» **TASK TO COMPLETE**
What is the number of lines containing the word "observability"? Give that number alone.

Stored data entries:
━━━━━━━━━━
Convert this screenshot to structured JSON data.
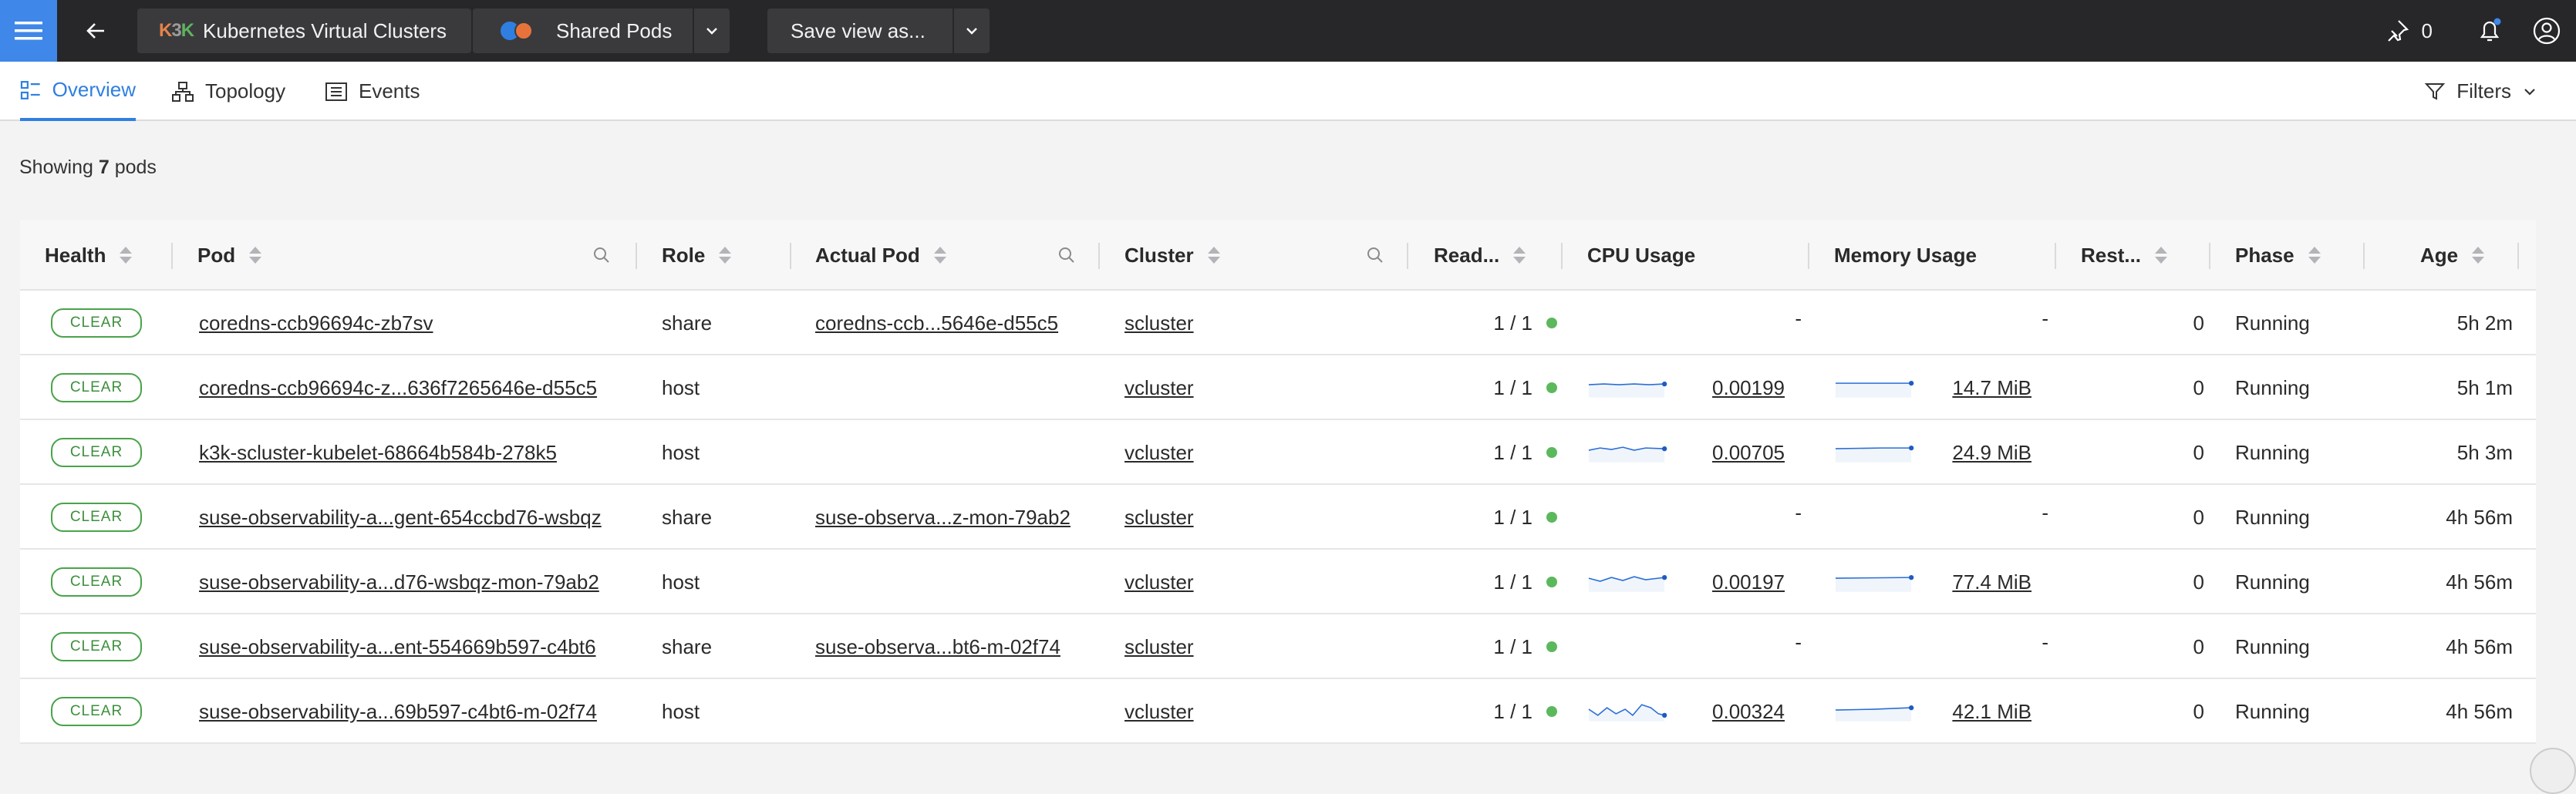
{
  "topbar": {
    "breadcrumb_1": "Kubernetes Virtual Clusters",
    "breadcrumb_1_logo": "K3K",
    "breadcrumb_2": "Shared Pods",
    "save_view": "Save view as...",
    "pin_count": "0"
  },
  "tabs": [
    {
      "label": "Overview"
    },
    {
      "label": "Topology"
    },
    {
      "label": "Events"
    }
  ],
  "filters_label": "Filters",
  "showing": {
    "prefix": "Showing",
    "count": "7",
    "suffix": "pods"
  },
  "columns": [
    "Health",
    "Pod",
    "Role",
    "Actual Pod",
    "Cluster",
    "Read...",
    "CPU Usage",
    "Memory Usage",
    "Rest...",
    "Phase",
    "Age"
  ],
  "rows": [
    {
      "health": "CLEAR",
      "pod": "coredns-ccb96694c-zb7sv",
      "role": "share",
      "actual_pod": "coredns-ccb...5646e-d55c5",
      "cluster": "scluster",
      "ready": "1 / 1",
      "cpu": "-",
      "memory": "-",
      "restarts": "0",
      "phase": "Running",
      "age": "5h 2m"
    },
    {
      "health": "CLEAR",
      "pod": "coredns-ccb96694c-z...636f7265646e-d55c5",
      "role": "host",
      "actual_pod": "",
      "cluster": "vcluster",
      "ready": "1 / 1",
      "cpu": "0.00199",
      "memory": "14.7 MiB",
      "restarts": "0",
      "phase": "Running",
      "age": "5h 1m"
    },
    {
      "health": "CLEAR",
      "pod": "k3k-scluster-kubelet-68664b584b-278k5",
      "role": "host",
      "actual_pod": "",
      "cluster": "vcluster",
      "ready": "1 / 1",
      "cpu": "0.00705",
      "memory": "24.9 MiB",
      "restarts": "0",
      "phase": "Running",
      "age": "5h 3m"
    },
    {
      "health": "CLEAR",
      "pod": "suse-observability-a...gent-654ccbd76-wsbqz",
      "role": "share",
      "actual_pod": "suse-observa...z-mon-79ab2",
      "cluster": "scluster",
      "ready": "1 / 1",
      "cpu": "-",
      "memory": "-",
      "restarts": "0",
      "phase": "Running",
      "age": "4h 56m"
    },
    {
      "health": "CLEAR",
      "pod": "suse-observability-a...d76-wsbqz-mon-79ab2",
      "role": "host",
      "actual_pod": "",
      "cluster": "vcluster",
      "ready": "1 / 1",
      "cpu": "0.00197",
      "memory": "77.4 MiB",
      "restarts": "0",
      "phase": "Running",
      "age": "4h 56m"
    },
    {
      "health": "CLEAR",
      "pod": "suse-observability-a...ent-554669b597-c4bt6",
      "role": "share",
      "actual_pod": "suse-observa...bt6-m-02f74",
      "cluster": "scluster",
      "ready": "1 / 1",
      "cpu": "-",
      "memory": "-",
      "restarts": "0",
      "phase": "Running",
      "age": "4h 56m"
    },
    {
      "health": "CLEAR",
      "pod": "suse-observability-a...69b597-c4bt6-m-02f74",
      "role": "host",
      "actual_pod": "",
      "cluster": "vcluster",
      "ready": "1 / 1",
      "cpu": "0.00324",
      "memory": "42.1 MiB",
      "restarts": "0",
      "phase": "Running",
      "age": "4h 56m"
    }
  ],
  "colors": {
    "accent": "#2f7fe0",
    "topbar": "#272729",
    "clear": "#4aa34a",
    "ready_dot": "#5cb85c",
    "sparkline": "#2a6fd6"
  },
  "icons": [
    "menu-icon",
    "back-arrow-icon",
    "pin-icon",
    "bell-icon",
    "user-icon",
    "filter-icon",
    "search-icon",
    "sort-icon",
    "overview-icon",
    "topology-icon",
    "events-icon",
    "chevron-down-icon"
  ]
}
━━━━━━━━━━
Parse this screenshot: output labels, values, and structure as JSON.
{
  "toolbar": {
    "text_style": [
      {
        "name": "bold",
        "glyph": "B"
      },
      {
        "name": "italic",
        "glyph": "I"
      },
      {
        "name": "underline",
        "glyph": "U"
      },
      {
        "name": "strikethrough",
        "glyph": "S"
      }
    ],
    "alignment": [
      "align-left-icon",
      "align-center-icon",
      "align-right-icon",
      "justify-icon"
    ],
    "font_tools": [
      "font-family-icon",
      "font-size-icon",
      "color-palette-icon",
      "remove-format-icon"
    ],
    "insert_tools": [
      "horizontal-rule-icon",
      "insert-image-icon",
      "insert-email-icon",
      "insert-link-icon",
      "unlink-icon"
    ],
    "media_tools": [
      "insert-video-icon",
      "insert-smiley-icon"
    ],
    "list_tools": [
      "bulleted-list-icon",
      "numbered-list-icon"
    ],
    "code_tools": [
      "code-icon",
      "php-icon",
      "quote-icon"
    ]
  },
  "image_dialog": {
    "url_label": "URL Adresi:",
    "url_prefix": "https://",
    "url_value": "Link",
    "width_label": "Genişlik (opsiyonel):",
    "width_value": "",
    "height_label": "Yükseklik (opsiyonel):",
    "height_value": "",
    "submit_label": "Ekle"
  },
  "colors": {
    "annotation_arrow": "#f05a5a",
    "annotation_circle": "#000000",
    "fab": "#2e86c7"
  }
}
━━━━━━━━━━
» **CORRECT RESULT**
4